Records that describe figures
+ + +

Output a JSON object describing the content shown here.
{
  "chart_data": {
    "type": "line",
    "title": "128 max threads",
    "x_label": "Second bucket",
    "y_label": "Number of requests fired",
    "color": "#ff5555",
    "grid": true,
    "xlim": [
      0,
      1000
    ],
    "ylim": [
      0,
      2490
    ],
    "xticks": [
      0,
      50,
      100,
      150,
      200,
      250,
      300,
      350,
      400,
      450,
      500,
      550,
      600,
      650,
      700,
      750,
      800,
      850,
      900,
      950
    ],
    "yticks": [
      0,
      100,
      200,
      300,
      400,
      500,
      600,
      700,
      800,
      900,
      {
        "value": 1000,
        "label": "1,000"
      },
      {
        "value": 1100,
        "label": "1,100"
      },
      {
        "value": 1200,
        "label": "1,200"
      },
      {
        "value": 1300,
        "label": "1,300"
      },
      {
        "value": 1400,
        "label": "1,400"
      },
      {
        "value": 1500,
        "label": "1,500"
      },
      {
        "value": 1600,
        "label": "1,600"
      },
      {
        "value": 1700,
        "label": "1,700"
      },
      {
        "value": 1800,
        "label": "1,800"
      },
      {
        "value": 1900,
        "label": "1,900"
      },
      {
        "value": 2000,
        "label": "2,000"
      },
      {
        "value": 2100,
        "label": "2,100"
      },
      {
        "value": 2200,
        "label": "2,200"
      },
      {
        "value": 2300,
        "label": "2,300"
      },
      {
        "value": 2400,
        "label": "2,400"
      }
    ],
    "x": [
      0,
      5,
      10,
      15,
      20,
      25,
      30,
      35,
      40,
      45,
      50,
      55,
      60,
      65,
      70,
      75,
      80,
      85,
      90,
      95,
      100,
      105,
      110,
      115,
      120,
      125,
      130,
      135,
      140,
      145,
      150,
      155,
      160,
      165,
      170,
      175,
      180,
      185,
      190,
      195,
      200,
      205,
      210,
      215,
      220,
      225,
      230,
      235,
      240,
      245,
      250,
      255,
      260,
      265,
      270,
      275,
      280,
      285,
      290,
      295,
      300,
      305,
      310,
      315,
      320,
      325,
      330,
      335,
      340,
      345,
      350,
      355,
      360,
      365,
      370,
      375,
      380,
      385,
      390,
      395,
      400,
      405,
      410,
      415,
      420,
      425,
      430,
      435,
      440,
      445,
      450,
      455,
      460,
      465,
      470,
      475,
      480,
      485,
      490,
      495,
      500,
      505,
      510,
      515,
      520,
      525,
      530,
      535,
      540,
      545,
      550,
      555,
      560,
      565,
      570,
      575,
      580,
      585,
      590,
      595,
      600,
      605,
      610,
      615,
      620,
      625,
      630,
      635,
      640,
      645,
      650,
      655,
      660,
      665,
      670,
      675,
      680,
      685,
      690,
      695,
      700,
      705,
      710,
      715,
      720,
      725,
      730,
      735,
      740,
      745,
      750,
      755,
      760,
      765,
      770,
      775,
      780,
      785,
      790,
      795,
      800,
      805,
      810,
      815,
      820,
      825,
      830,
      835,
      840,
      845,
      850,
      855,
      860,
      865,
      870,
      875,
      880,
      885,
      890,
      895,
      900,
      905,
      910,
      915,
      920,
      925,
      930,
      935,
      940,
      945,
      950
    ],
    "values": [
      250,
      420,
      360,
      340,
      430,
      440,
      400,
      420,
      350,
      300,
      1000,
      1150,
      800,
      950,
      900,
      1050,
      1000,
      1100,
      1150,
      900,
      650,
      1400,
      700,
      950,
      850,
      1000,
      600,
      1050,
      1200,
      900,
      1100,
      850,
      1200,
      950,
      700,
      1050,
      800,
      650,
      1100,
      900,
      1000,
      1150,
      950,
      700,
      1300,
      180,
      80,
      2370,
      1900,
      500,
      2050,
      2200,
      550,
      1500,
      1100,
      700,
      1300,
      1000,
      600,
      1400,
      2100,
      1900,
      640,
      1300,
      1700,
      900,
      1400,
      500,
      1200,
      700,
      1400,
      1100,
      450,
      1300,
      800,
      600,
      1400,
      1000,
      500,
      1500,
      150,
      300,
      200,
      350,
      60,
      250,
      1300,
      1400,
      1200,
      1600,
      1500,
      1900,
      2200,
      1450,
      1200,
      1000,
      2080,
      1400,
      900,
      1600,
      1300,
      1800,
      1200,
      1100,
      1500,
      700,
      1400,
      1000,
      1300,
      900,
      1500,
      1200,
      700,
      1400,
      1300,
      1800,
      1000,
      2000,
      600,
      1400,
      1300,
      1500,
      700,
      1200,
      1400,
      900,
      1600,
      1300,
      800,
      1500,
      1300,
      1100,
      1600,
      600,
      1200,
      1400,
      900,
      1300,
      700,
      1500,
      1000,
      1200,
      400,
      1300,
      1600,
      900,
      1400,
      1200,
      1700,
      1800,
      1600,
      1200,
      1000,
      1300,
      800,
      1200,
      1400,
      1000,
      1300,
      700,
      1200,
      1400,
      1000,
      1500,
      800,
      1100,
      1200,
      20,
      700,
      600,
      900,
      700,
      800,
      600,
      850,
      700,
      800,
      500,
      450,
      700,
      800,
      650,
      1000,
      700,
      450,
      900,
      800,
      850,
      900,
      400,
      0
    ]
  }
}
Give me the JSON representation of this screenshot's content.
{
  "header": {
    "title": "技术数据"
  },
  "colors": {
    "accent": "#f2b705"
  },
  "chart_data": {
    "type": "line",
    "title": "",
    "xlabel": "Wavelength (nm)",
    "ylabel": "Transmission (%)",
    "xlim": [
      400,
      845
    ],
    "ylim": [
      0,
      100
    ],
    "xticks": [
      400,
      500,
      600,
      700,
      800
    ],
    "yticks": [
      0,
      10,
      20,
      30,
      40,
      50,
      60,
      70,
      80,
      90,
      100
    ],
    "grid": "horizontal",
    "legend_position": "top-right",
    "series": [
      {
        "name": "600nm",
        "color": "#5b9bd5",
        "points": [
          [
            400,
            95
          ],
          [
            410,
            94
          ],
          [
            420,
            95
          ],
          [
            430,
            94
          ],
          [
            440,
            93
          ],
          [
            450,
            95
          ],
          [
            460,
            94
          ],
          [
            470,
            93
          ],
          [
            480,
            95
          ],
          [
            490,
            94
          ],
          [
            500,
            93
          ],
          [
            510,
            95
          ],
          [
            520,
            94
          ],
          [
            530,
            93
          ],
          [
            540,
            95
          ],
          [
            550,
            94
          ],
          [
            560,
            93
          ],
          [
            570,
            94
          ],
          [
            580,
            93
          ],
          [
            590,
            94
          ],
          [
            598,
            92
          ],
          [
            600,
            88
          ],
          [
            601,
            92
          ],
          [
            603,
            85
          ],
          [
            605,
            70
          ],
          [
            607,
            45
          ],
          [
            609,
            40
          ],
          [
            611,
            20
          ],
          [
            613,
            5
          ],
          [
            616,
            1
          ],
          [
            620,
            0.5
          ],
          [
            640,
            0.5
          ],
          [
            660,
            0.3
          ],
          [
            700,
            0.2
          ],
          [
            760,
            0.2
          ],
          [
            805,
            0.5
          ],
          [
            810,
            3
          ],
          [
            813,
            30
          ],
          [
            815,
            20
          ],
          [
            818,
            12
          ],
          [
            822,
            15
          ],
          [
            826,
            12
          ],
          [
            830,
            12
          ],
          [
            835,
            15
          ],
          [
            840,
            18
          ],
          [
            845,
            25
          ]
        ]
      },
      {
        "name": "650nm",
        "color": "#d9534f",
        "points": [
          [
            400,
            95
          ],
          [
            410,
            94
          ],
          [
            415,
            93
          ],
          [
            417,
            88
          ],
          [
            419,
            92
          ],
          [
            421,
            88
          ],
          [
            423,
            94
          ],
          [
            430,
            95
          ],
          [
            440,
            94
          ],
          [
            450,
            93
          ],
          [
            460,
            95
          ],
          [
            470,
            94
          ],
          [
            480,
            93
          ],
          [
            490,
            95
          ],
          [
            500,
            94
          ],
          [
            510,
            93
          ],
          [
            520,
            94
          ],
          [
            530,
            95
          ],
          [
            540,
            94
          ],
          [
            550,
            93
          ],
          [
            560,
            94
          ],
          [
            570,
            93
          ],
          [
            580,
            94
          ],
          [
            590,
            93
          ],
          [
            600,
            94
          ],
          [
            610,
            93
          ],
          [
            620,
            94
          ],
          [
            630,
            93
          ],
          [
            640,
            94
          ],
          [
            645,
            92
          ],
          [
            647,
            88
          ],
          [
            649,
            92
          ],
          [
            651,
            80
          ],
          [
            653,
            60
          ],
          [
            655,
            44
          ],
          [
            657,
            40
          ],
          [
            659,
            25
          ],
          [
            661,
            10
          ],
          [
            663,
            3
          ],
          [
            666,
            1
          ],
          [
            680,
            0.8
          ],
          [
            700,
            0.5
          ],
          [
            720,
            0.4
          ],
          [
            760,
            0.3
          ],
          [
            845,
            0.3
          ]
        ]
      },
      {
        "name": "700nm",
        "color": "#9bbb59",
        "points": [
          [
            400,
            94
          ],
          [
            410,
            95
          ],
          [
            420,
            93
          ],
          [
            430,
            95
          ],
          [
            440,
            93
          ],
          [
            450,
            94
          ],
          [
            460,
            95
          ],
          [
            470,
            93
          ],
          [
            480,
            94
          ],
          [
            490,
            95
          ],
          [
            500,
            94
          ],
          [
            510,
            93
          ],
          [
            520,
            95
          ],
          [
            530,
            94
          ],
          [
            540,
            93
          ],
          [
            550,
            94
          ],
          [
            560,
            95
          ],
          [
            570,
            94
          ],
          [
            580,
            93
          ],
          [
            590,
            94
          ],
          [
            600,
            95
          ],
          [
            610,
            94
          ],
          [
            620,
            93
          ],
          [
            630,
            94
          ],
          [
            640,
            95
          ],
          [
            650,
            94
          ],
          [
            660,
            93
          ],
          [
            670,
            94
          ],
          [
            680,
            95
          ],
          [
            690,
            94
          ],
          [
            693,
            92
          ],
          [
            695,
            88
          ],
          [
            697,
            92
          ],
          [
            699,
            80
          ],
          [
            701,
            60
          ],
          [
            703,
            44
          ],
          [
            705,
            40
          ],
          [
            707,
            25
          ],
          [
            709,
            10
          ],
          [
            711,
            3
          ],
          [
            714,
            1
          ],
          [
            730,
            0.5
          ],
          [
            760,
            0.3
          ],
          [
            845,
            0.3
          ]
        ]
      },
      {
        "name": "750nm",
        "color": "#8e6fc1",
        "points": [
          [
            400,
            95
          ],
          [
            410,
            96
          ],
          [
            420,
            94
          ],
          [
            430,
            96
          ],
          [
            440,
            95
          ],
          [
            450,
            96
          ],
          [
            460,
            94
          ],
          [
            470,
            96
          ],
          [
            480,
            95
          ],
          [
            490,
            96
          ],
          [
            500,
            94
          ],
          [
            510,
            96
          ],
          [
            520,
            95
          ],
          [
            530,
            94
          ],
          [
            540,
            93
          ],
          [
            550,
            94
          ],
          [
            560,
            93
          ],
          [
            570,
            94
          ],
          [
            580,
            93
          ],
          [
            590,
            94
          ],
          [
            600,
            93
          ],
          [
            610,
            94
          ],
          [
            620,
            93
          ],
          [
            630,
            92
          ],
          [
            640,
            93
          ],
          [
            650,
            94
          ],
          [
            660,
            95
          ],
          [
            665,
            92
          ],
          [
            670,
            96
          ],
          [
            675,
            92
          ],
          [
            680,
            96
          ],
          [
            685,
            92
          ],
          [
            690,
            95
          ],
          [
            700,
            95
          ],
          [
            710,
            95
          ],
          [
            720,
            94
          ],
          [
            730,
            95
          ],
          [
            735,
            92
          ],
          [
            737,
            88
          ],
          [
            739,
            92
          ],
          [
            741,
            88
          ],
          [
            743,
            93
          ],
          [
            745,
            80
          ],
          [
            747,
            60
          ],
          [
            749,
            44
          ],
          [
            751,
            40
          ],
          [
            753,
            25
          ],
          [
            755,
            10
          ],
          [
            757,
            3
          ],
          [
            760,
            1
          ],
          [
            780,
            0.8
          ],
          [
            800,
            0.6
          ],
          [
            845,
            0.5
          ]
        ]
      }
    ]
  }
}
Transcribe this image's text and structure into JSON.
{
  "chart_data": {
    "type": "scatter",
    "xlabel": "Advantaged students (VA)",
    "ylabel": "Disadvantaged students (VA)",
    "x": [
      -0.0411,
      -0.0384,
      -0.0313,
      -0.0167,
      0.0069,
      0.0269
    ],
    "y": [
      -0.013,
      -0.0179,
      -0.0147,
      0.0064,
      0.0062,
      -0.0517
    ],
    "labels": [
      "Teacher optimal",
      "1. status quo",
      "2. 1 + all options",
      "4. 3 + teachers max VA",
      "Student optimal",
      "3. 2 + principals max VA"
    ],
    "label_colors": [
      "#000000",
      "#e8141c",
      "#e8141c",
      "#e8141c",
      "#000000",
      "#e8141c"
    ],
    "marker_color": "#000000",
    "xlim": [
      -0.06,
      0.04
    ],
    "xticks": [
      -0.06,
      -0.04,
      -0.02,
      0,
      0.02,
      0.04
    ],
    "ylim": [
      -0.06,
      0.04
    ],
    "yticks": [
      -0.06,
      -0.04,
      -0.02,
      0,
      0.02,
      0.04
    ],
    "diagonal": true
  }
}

+ + +

> Exercise directions: Choose all lines containing the string "name" and copy them out.

> Final answer:
        "name": "600nm",
        "name": "650nm",
        "name": "700nm",
        "name": "750nm",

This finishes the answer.